::: Given records

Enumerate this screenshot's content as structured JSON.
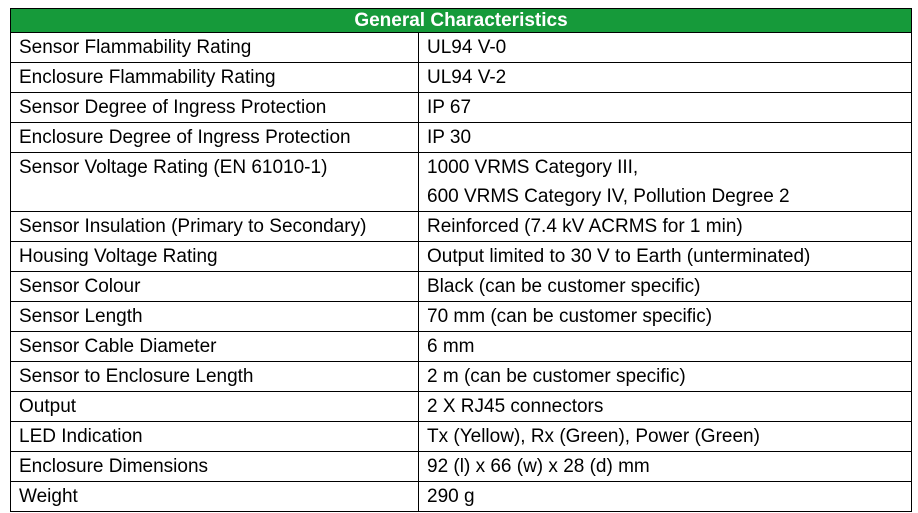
{
  "table": {
    "title": "General Characteristics",
    "rows": [
      {
        "label": "Sensor Flammability Rating",
        "value": [
          "UL94 V-0"
        ]
      },
      {
        "label": "Enclosure Flammability Rating",
        "value": [
          "UL94 V-2"
        ]
      },
      {
        "label": "Sensor Degree of Ingress Protection",
        "value": [
          "IP 67"
        ]
      },
      {
        "label": "Enclosure Degree of Ingress Protection",
        "value": [
          "IP 30"
        ]
      },
      {
        "label": "Sensor Voltage Rating (EN 61010-1)",
        "value": [
          "1000 VRMS Category III,",
          "600 VRMS Category IV, Pollution Degree 2"
        ]
      },
      {
        "label": "Sensor Insulation (Primary to Secondary)",
        "value": [
          "Reinforced (7.4 kV ACRMS for 1 min)"
        ]
      },
      {
        "label": "Housing Voltage Rating",
        "value": [
          "Output limited to 30 V to Earth (unterminated)"
        ]
      },
      {
        "label": "Sensor Colour",
        "value": [
          "Black (can be customer specific)"
        ]
      },
      {
        "label": "Sensor Length",
        "value": [
          "70 mm (can be customer specific)"
        ]
      },
      {
        "label": "Sensor Cable Diameter",
        "value": [
          "6 mm"
        ]
      },
      {
        "label": "Sensor to Enclosure Length",
        "value": [
          "2 m (can be customer specific)"
        ]
      },
      {
        "label": "Output",
        "value": [
          "2 X RJ45 connectors"
        ]
      },
      {
        "label": "LED Indication",
        "value": [
          "Tx (Yellow), Rx (Green), Power (Green)"
        ]
      },
      {
        "label": "Enclosure Dimensions",
        "value": [
          "92 (l) x 66 (w) x 28 (d) mm"
        ]
      },
      {
        "label": "Weight",
        "value": [
          "290 g"
        ]
      }
    ]
  },
  "colors": {
    "header_background": "#169a3a",
    "header_text": "#ffffff",
    "border": "#000000",
    "text": "#000000"
  }
}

::::::

Say the number of lines in the listing that hold "Rating", with no added words.

> [Exercise output]: 4